Problem description
Give the entries again, word for word.

● ● ● ● ● ● ●

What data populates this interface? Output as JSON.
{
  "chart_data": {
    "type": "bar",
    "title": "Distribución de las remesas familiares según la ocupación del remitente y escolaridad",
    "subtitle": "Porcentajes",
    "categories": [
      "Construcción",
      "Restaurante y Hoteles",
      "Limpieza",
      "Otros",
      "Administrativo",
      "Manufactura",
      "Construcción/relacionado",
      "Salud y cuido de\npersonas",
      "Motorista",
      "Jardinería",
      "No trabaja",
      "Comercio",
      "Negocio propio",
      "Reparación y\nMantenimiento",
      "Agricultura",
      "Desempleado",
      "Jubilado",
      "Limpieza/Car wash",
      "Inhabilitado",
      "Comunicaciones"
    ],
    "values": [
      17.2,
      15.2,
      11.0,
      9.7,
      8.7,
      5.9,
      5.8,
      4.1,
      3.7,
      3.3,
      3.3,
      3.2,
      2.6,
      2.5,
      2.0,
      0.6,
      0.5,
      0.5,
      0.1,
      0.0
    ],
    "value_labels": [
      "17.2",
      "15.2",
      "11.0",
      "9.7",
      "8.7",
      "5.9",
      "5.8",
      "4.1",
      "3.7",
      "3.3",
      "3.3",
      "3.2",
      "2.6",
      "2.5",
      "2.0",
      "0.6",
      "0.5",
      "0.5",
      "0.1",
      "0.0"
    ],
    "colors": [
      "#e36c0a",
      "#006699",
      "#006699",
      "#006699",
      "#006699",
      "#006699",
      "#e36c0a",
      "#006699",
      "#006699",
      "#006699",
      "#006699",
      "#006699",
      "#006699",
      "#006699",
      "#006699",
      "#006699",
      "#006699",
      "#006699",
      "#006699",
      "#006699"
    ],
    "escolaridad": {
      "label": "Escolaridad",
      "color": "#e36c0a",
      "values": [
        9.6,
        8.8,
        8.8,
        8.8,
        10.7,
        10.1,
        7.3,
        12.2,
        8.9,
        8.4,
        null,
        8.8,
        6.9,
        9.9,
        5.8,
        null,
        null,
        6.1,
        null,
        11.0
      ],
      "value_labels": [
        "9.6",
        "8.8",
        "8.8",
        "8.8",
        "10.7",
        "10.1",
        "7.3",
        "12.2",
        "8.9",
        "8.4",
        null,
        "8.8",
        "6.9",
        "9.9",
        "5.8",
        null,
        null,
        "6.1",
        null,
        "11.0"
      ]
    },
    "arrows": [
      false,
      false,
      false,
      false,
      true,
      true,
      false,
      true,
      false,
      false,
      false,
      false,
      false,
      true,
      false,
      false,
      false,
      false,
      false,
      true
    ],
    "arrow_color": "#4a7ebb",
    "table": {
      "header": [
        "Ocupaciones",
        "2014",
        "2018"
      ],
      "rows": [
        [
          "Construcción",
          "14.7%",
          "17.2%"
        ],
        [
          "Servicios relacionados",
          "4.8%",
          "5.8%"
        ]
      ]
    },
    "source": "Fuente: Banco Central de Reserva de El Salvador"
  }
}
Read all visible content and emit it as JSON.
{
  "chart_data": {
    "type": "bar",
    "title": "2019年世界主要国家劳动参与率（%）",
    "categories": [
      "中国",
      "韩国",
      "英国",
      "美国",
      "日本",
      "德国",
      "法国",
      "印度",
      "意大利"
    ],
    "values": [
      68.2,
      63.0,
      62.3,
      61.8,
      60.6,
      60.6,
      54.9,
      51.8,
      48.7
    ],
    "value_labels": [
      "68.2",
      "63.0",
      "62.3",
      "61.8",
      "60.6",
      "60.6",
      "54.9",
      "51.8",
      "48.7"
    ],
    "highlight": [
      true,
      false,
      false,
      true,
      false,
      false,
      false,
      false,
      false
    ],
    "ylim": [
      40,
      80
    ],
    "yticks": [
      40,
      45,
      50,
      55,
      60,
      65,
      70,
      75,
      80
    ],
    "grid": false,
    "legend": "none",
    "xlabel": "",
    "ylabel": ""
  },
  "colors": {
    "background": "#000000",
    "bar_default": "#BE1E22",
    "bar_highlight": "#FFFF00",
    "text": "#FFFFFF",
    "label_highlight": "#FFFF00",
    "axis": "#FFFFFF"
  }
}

● ● ● ● ● ● ●

Response to the exercise
What data populates this interface? Output as JSON.
{
  "chart_data": {
    "type": "bar",
    "title": "Distribución de las remesas familiares según la ocupación del remitente y escolaridad",
    "subtitle": "Porcentajes",
    "categories": [
      "Construcción",
      "Restaurante y Hoteles",
      "Limpieza",
      "Otros",
      "Administrativo",
      "Manufactura",
      "Construcción/relacionado",
      "Salud y cuido de\npersonas",
      "Motorista",
      "Jardinería",
      "No trabaja",
      "Comercio",
      "Negocio propio",
      "Reparación y\nMantenimiento",
      "Agricultura",
      "Desempleado",
      "Jubilado",
      "Limpieza/Car wash",
      "Inhabilitado",
      "Comunicaciones"
    ],
    "values": [
      17.2,
      15.2,
      11.0,
      9.7,
      8.7,
      5.9,
      5.8,
      4.1,
      3.7,
      3.3,
      3.3,
      3.2,
      2.6,
      2.5,
      2.0,
      0.6,
      0.5,
      0.5,
      0.1,
      0.0
    ],
    "value_labels": [
      "17.2",
      "15.2",
      "11.0",
      "9.7",
      "8.7",
      "5.9",
      "5.8",
      "4.1",
      "3.7",
      "3.3",
      "3.3",
      "3.2",
      "2.6",
      "2.5",
      "2.0",
      "0.6",
      "0.5",
      "0.5",
      "0.1",
      "0.0"
    ],
    "colors": [
      "#e36c0a",
      "#006699",
      "#006699",
      "#006699",
      "#006699",
      "#006699",
      "#e36c0a",
      "#006699",
      "#006699",
      "#006699",
      "#006699",
      "#006699",
      "#006699",
      "#006699",
      "#006699",
      "#006699",
      "#006699",
      "#006699",
      "#006699",
      "#006699"
    ],
    "escolaridad": {
      "label": "Escolaridad",
      "color": "#e36c0a",
      "values": [
        9.6,
        8.8,
        8.8,
        8.8,
        10.7,
        10.1,
        7.3,
        12.2,
        8.9,
        8.4,
        null,
        8.8,
        6.9,
        9.9,
        5.8,
        null,
        null,
        6.1,
        null,
        11.0
      ],
      "value_labels": [
        "9.6",
        "8.8",
        "8.8",
        "8.8",
        "10.7",
        "10.1",
        "7.3",
        "12.2",
        "8.9",
        "8.4",
        null,
        "8.8",
        "6.9",
        "9.9",
        "5.8",
        null,
        null,
        "6.1",
        null,
        "11.0"
      ]
    },
    "arrows": [
      false,
      false,
      false,
      false,
      true,
      true,
      false,
      true,
      false,
      false,
      false,
      false,
      false,
      true,
      false,
      false,
      false,
      false,
      false,
      true
    ],
    "arrow_color": "#4a7ebb",
    "table": {
      "header": [
        "Ocupaciones",
        "2014",
        "2018"
      ],
      "rows": [
        [
          "Construcción",
          "14.7%",
          "17.2%"
        ],
        [
          "Servicios relacionados",
          "4.8%",
          "5.8%"
        ]
      ]
    },
    "source": "Fuente: Banco Central de Reserva de El Salvador"
  }
}
Read all visible content and emit it as JSON.
{
  "chart_data": {
    "type": "bar",
    "title": "2019年世界主要国家劳动参与率（%）",
    "categories": [
      "中国",
      "韩国",
      "英国",
      "美国",
      "日本",
      "德国",
      "法国",
      "印度",
      "意大利"
    ],
    "values": [
      68.2,
      63.0,
      62.3,
      61.8,
      60.6,
      60.6,
      54.9,
      51.8,
      48.7
    ],
    "value_labels": [
      "68.2",
      "63.0",
      "62.3",
      "61.8",
      "60.6",
      "60.6",
      "54.9",
      "51.8",
      "48.7"
    ],
    "highlight": [
      true,
      false,
      false,
      true,
      false,
      false,
      false,
      false,
      false
    ],
    "ylim": [
      40,
      80
    ],
    "yticks": [
      40,
      45,
      50,
      55,
      60,
      65,
      70,
      75,
      80
    ],
    "grid": false,
    "legend": "none",
    "xlabel": "",
    "ylabel": ""
  },
  "colors": {
    "background": "#000000",
    "bar_default": "#BE1E22",
    "bar_highlight": "#FFFF00",
    "text": "#FFFFFF",
    "label_highlight": "#FFFF00",
    "axis": "#FFFFFF"
  }
}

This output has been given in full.